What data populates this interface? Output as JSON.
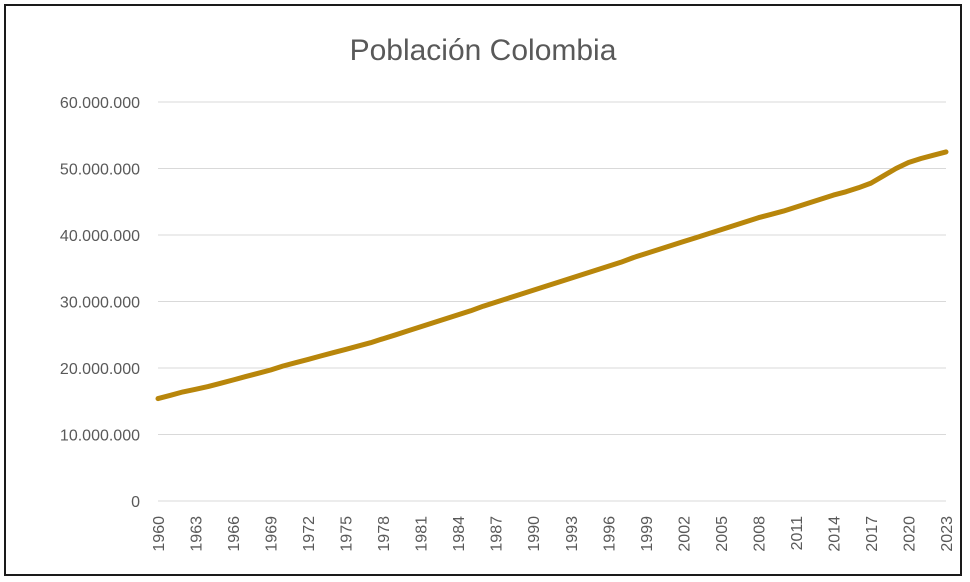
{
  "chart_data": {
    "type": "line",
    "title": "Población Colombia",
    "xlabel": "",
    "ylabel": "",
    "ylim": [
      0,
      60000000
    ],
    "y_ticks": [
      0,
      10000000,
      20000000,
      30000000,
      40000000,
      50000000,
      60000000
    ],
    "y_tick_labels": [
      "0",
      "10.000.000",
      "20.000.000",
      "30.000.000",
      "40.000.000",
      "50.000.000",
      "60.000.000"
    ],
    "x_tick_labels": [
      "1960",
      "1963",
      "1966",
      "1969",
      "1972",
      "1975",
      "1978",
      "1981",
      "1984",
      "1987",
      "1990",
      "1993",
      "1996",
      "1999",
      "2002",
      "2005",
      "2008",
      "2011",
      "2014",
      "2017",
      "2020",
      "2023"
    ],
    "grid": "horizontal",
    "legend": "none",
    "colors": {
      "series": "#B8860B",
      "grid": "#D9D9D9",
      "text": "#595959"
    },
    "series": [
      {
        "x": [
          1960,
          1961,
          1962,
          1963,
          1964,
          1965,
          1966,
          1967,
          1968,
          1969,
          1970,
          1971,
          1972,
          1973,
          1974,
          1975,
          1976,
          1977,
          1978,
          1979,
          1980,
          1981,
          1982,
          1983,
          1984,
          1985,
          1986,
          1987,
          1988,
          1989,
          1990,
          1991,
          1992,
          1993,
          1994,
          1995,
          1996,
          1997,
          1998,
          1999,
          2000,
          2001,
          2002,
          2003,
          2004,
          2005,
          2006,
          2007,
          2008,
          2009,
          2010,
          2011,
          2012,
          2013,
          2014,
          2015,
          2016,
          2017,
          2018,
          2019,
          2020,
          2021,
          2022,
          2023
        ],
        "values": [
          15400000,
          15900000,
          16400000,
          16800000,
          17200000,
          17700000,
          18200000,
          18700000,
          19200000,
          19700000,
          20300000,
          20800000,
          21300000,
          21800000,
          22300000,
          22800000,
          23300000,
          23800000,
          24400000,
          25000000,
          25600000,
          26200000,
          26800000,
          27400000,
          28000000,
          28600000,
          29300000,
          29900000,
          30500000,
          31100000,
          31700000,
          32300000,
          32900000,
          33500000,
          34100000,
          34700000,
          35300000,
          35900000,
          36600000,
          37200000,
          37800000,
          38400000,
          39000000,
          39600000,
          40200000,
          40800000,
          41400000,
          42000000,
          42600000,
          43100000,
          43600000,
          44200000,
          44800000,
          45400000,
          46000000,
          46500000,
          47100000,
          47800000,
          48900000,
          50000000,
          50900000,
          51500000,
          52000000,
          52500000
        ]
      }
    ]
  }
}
---------------
Direction:
Quote the data exactly, leaving every image out of the copy.

Response for this exercise:
What data populates this interface? Output as JSON.
{
  "chart_data": {
    "type": "line",
    "title": "Población Colombia",
    "xlabel": "",
    "ylabel": "",
    "ylim": [
      0,
      60000000
    ],
    "y_ticks": [
      0,
      10000000,
      20000000,
      30000000,
      40000000,
      50000000,
      60000000
    ],
    "y_tick_labels": [
      "0",
      "10.000.000",
      "20.000.000",
      "30.000.000",
      "40.000.000",
      "50.000.000",
      "60.000.000"
    ],
    "x_tick_labels": [
      "1960",
      "1963",
      "1966",
      "1969",
      "1972",
      "1975",
      "1978",
      "1981",
      "1984",
      "1987",
      "1990",
      "1993",
      "1996",
      "1999",
      "2002",
      "2005",
      "2008",
      "2011",
      "2014",
      "2017",
      "2020",
      "2023"
    ],
    "grid": "horizontal",
    "legend": "none",
    "colors": {
      "series": "#B8860B",
      "grid": "#D9D9D9",
      "text": "#595959"
    },
    "series": [
      {
        "x": [
          1960,
          1961,
          1962,
          1963,
          1964,
          1965,
          1966,
          1967,
          1968,
          1969,
          1970,
          1971,
          1972,
          1973,
          1974,
          1975,
          1976,
          1977,
          1978,
          1979,
          1980,
          1981,
          1982,
          1983,
          1984,
          1985,
          1986,
          1987,
          1988,
          1989,
          1990,
          1991,
          1992,
          1993,
          1994,
          1995,
          1996,
          1997,
          1998,
          1999,
          2000,
          2001,
          2002,
          2003,
          2004,
          2005,
          2006,
          2007,
          2008,
          2009,
          2010,
          2011,
          2012,
          2013,
          2014,
          2015,
          2016,
          2017,
          2018,
          2019,
          2020,
          2021,
          2022,
          2023
        ],
        "values": [
          15400000,
          15900000,
          16400000,
          16800000,
          17200000,
          17700000,
          18200000,
          18700000,
          19200000,
          19700000,
          20300000,
          20800000,
          21300000,
          21800000,
          22300000,
          22800000,
          23300000,
          23800000,
          24400000,
          25000000,
          25600000,
          26200000,
          26800000,
          27400000,
          28000000,
          28600000,
          29300000,
          29900000,
          30500000,
          31100000,
          31700000,
          32300000,
          32900000,
          33500000,
          34100000,
          34700000,
          35300000,
          35900000,
          36600000,
          37200000,
          37800000,
          38400000,
          39000000,
          39600000,
          40200000,
          40800000,
          41400000,
          42000000,
          42600000,
          43100000,
          43600000,
          44200000,
          44800000,
          45400000,
          46000000,
          46500000,
          47100000,
          47800000,
          48900000,
          50000000,
          50900000,
          51500000,
          52000000,
          52500000
        ]
      }
    ]
  }
}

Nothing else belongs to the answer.